Entradas de layout baseadas em imagem
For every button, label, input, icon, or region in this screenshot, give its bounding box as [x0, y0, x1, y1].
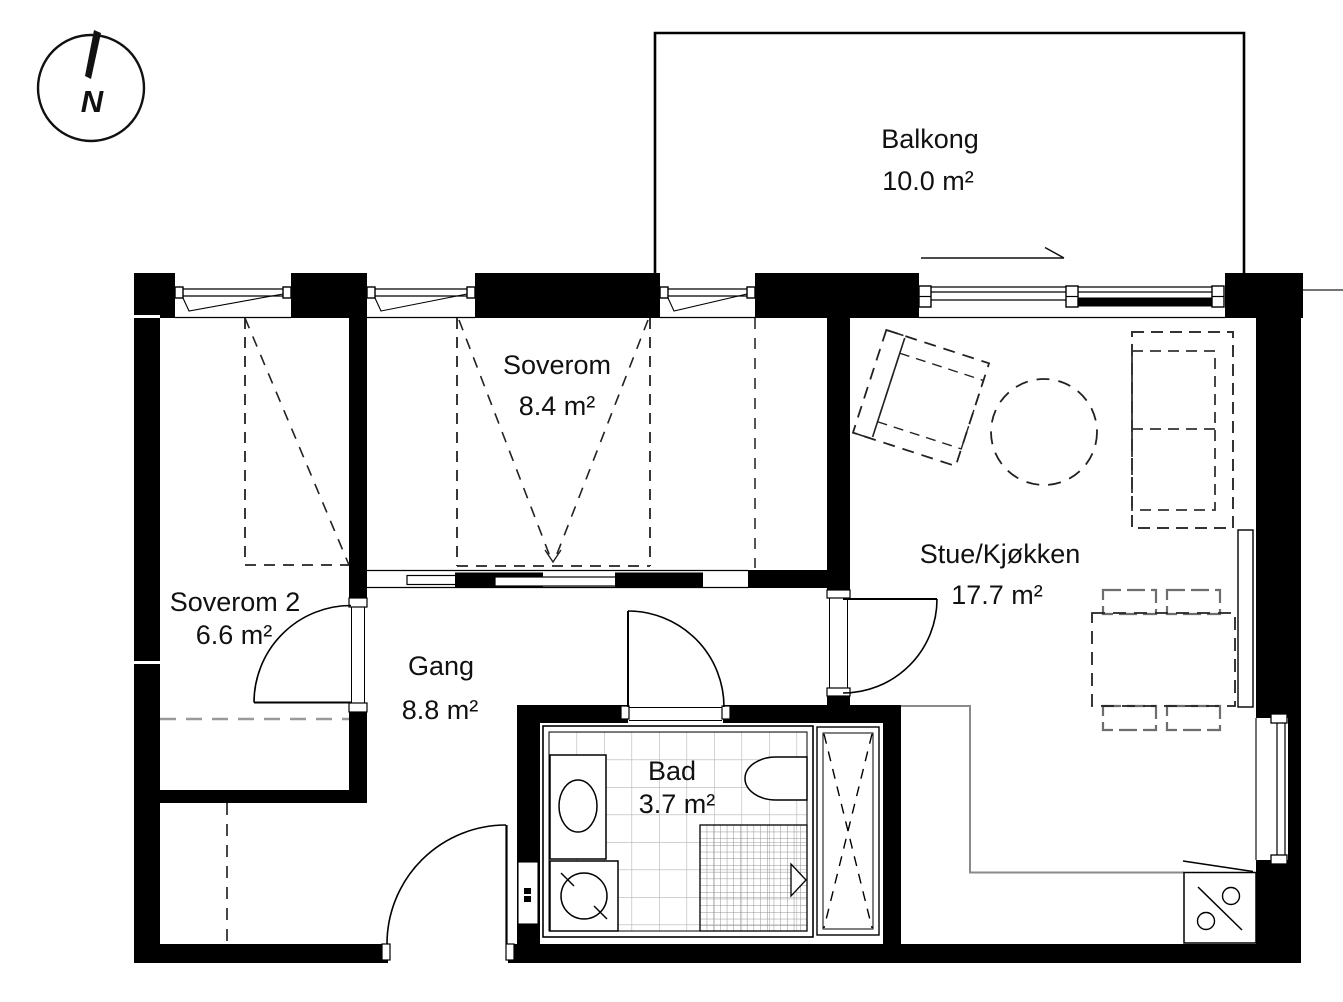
stue-furniture: [853, 330, 1235, 730]
soverom2-furniture: [160, 318, 349, 719]
door-stue: [827, 590, 937, 696]
wall-top-3: [755, 273, 919, 318]
bed2: [245, 318, 349, 565]
wall-soverom2-upper: [349, 318, 367, 598]
dining-set: [1092, 590, 1235, 730]
shower-zone: [700, 825, 807, 931]
bad-area: 3.7 m²: [639, 789, 716, 819]
door-bad: [621, 611, 730, 721]
window-soverom-2: [660, 287, 755, 318]
window-stue-right: [1256, 714, 1288, 864]
bad-name: Bad: [648, 756, 696, 786]
wall-bad-top-left: [517, 705, 628, 723]
wall-bottom-right: [508, 944, 1256, 963]
wall-top-2: [475, 273, 660, 318]
wall-cabinet: [518, 862, 538, 924]
soverom-sliding-door: [367, 571, 748, 588]
vanity-basin: [550, 755, 606, 859]
floor-plan: N Balkong 10.0 m²: [0, 0, 1343, 1002]
kitchen-sink-unit: [1183, 861, 1256, 943]
wall-stue-column-upper: [827, 318, 850, 592]
sliding-panel-track-2: [495, 577, 617, 586]
wall-left: [134, 273, 160, 963]
wall-sliding-stub: [748, 570, 827, 588]
window-soverom-1: [367, 287, 475, 318]
window-soverom2: [175, 287, 291, 318]
soverom-name: Soverom: [503, 350, 611, 380]
dining-chair: [1103, 706, 1156, 730]
washing-machine: [550, 861, 618, 931]
kitchen-counter-line: [901, 706, 1184, 873]
soverom-area: 8.4 m²: [519, 391, 596, 421]
wall-joint-notch-2: [134, 661, 160, 664]
dining-table: [1092, 613, 1235, 706]
kitchen-counter-right: [1238, 530, 1253, 707]
wall-bad-right: [883, 723, 901, 944]
balcony-sliding-door: [919, 286, 1225, 318]
compass: N: [38, 30, 144, 141]
sliding-panel-2: [615, 573, 703, 588]
soverom2-name: Soverom 2: [170, 587, 301, 617]
technical-shaft: [817, 727, 879, 935]
dining-chair: [1103, 590, 1156, 614]
floor-plan-drawing: N Balkong 10.0 m²: [0, 0, 1343, 1002]
round-table: [991, 379, 1097, 485]
compass-needle-icon: [85, 30, 101, 79]
dining-chair: [1167, 590, 1220, 614]
wall-soverom2-bottom: [134, 790, 367, 803]
wall-top-1: [291, 273, 367, 318]
sliding-panel: [1078, 298, 1212, 306]
wall-right: [1256, 318, 1301, 963]
balcony-name: Balkong: [881, 124, 979, 154]
balcony: Balkong 10.0 m²: [655, 33, 1244, 273]
compass-north-label: N: [81, 84, 104, 119]
wall-top-corner-right: [1225, 273, 1303, 318]
gang-area: 8.8 m²: [402, 695, 479, 725]
wall-joint-notch-1: [134, 315, 160, 318]
door-entrance: [382, 825, 514, 960]
armchair: [853, 330, 989, 466]
dining-chair: [1167, 706, 1220, 730]
sofa: [1132, 332, 1233, 528]
wall-bottom-left: [134, 944, 388, 963]
stue-name: Stue/Kjøkken: [920, 539, 1081, 569]
wall-bad-top-right: [723, 705, 901, 723]
wall-soverom2-lower: [349, 712, 367, 790]
toilet: [745, 757, 807, 800]
gang-name: Gang: [408, 651, 474, 681]
stue-area: 17.7 m²: [951, 580, 1043, 610]
sliding-direction-arrowhead: [1045, 248, 1064, 259]
soverom2-area: 6.6 m²: [196, 620, 273, 650]
balcony-area: 10.0 m²: [882, 166, 974, 196]
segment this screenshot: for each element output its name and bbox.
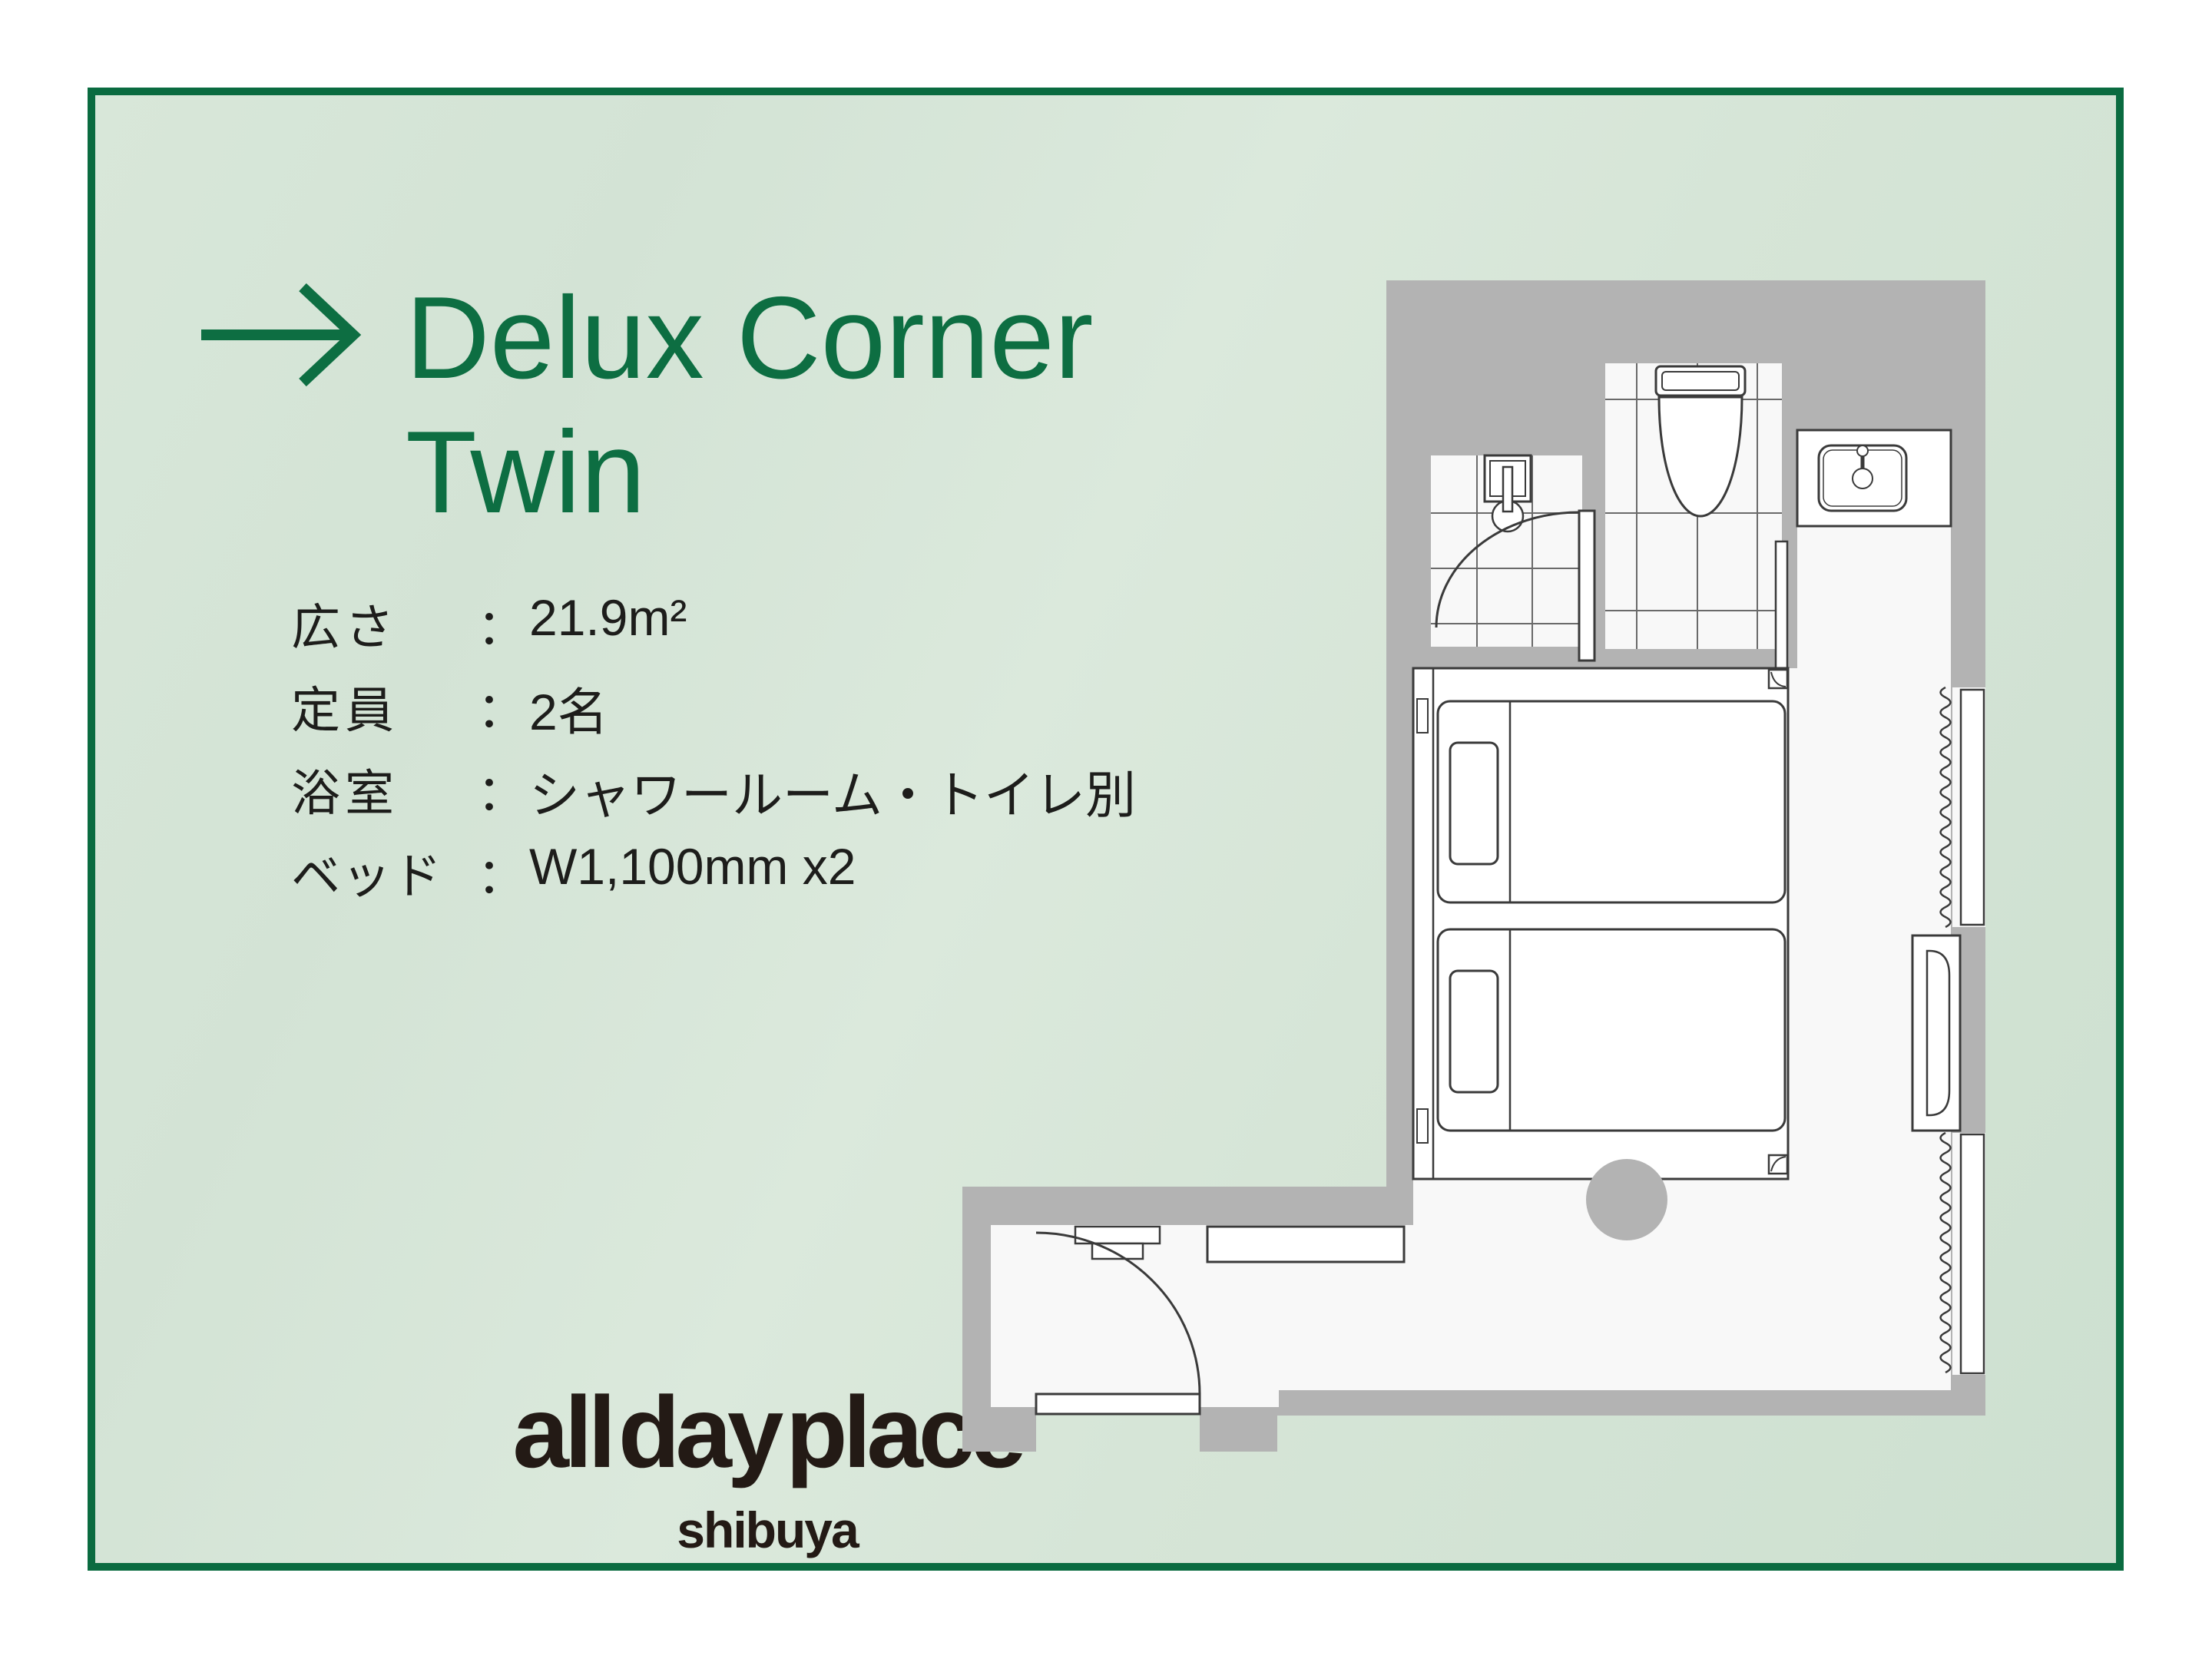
window-1-frame: [1961, 690, 1984, 925]
spec-colon: ：: [477, 588, 526, 659]
spec-label: 広さ: [291, 588, 399, 659]
spec-label: ベッド: [291, 837, 443, 908]
room-info-poster: { "card": { "border_color": "#0a6b40", "…: [0, 0, 2212, 1659]
sink-area: [1797, 430, 1951, 526]
spec-label: 定員: [291, 671, 399, 742]
shower-door-leaf: [1579, 511, 1594, 661]
hotel-logo-location: shibuya: [460, 1505, 1075, 1555]
floor-plan: [960, 280, 1985, 1452]
spec-colon: ：: [477, 837, 526, 908]
twin-beds: [1413, 668, 1788, 1179]
corridor-shelf: [1207, 1227, 1404, 1262]
shower-handle-icon: [1503, 467, 1512, 512]
wall-mirror-door: [1927, 951, 1949, 1115]
spec-value: 21.9m²: [529, 588, 687, 647]
spec-colon: ：: [477, 754, 526, 825]
window-2-frame: [1961, 1134, 1984, 1373]
bed-1-pillow: [1450, 743, 1498, 864]
spec-colon: ：: [477, 671, 526, 742]
entrance-door-leaf: [1036, 1394, 1200, 1414]
spec-label: 浴室: [291, 754, 399, 825]
spec-value: W1,100mm x2: [529, 837, 856, 896]
headboard-switch: [1417, 699, 1428, 733]
headboard-switch: [1417, 1109, 1428, 1143]
bed-2-pillow: [1450, 971, 1498, 1092]
spec-value: 2名: [529, 671, 608, 745]
toilet-tank-icon: [1656, 366, 1745, 396]
round-table: [1586, 1159, 1667, 1240]
room-info-card: Delux Corner Twin 広さ ： 21.9m² 定員 ： 2名 浴室…: [88, 88, 2124, 1571]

_Enunciado_
Copie todas as linhas acima sem nenhuma alteração e deixe as imagens fora da resposta.

_A resposta_
For every button, label, input, icon, or region in this screenshot, give its bounding box as [x0, y0, x1, y1].
stue-furniture: [853, 330, 1235, 730]
soverom2-furniture: [160, 318, 349, 719]
door-stue: [827, 590, 937, 696]
wall-top-3: [755, 273, 919, 318]
bed2: [245, 318, 349, 565]
wall-soverom2-upper: [349, 318, 367, 598]
dining-set: [1092, 590, 1235, 730]
shower-zone: [700, 825, 807, 931]
bad-area: 3.7 m²: [639, 789, 716, 819]
door-bad: [621, 611, 730, 721]
window-soverom-2: [660, 287, 755, 318]
window-stue-right: [1256, 714, 1288, 864]
bad-name: Bad: [648, 756, 696, 786]
wall-bad-top-left: [517, 705, 628, 723]
wall-bottom-right: [508, 944, 1256, 963]
wall-top-2: [475, 273, 660, 318]
wall-cabinet: [518, 862, 538, 924]
soverom-sliding-door: [367, 571, 748, 588]
vanity-basin: [550, 755, 606, 859]
floor-plan: N Balkong 10.0 m²: [0, 0, 1343, 1002]
kitchen-sink-unit: [1183, 861, 1256, 943]
wall-stue-column-upper: [827, 318, 850, 592]
sliding-panel-track-2: [495, 577, 617, 586]
wall-left: [134, 273, 160, 963]
wall-sliding-stub: [748, 570, 827, 588]
window-soverom-1: [367, 287, 475, 318]
window-soverom2: [175, 287, 291, 318]
soverom-name: Soverom: [503, 350, 611, 380]
dining-chair: [1103, 706, 1156, 730]
washing-machine: [550, 861, 618, 931]
kitchen-counter-line: [901, 706, 1184, 873]
soverom-area: 8.4 m²: [519, 391, 596, 421]
wall-joint-notch-2: [134, 661, 160, 664]
dining-table: [1092, 613, 1235, 706]
kitchen-counter-right: [1238, 530, 1253, 707]
wall-bad-right: [883, 723, 901, 944]
balcony-sliding-door: [919, 286, 1225, 318]
compass: N: [38, 30, 144, 141]
sliding-panel-2: [615, 573, 703, 588]
soverom2-name: Soverom 2: [170, 587, 301, 617]
technical-shaft: [817, 727, 879, 935]
dining-chair: [1103, 590, 1156, 614]
floor-plan-drawing: N Balkong 10.0 m²: [0, 0, 1343, 1002]
round-table: [991, 379, 1097, 485]
compass-needle-icon: [85, 30, 101, 79]
dining-chair: [1167, 590, 1220, 614]
wall-soverom2-bottom: [134, 790, 367, 803]
wall-top-1: [291, 273, 367, 318]
sliding-panel: [1078, 298, 1212, 306]
wall-right: [1256, 318, 1301, 963]
balcony-name: Balkong: [881, 124, 979, 154]
balcony: Balkong 10.0 m²: [655, 33, 1244, 273]
compass-north-label: N: [81, 84, 104, 119]
wall-top-corner-right: [1225, 273, 1303, 318]
gang-area: 8.8 m²: [402, 695, 479, 725]
wall-joint-notch-1: [134, 315, 160, 318]
door-entrance: [382, 825, 514, 960]
armchair: [853, 330, 989, 466]
dining-chair: [1167, 706, 1220, 730]
sofa: [1132, 332, 1233, 528]
wall-bottom-left: [134, 944, 388, 963]
stue-name: Stue/Kjøkken: [920, 539, 1081, 569]
wall-bad-top-right: [723, 705, 901, 723]
wall-soverom2-lower: [349, 712, 367, 790]
toilet: [745, 757, 807, 800]
gang-name: Gang: [408, 651, 474, 681]
stue-area: 17.7 m²: [951, 580, 1043, 610]
sliding-direction-arrowhead: [1045, 248, 1064, 259]
soverom2-area: 6.6 m²: [196, 620, 273, 650]
balcony-area: 10.0 m²: [882, 166, 974, 196]
segment this screenshot: for each element output its name and bbox.
window-1-frame: [1961, 690, 1984, 925]
spec-colon: ：: [477, 588, 526, 659]
spec-label: 広さ: [291, 588, 399, 659]
spec-label: ベッド: [291, 837, 443, 908]
room-info-poster: { "card": { "border_color": "#0a6b40", "…: [0, 0, 2212, 1659]
sink-area: [1797, 430, 1951, 526]
spec-label: 定員: [291, 671, 399, 742]
shower-door-leaf: [1579, 511, 1594, 661]
hotel-logo-location: shibuya: [460, 1505, 1075, 1555]
floor-plan: [960, 280, 1985, 1452]
spec-colon: ：: [477, 837, 526, 908]
twin-beds: [1413, 668, 1788, 1179]
corridor-shelf: [1207, 1227, 1404, 1262]
shower-handle-icon: [1503, 467, 1512, 512]
wall-mirror-door: [1927, 951, 1949, 1115]
spec-value: 21.9m²: [529, 588, 687, 647]
spec-colon: ：: [477, 754, 526, 825]
window-2-frame: [1961, 1134, 1984, 1373]
bed-1-pillow: [1450, 743, 1498, 864]
spec-colon: ：: [477, 671, 526, 742]
entrance-door-leaf: [1036, 1394, 1200, 1414]
spec-label: 浴室: [291, 754, 399, 825]
spec-value: W1,100mm x2: [529, 837, 856, 896]
headboard-switch: [1417, 699, 1428, 733]
headboard-switch: [1417, 1109, 1428, 1143]
bed-2-pillow: [1450, 971, 1498, 1092]
spec-value: 2名: [529, 671, 608, 745]
toilet-tank-icon: [1656, 366, 1745, 396]
round-table: [1586, 1159, 1667, 1240]
room-info-card: Delux Corner Twin 広さ ： 21.9m² 定員 ： 2名 浴室…: [88, 88, 2124, 1571]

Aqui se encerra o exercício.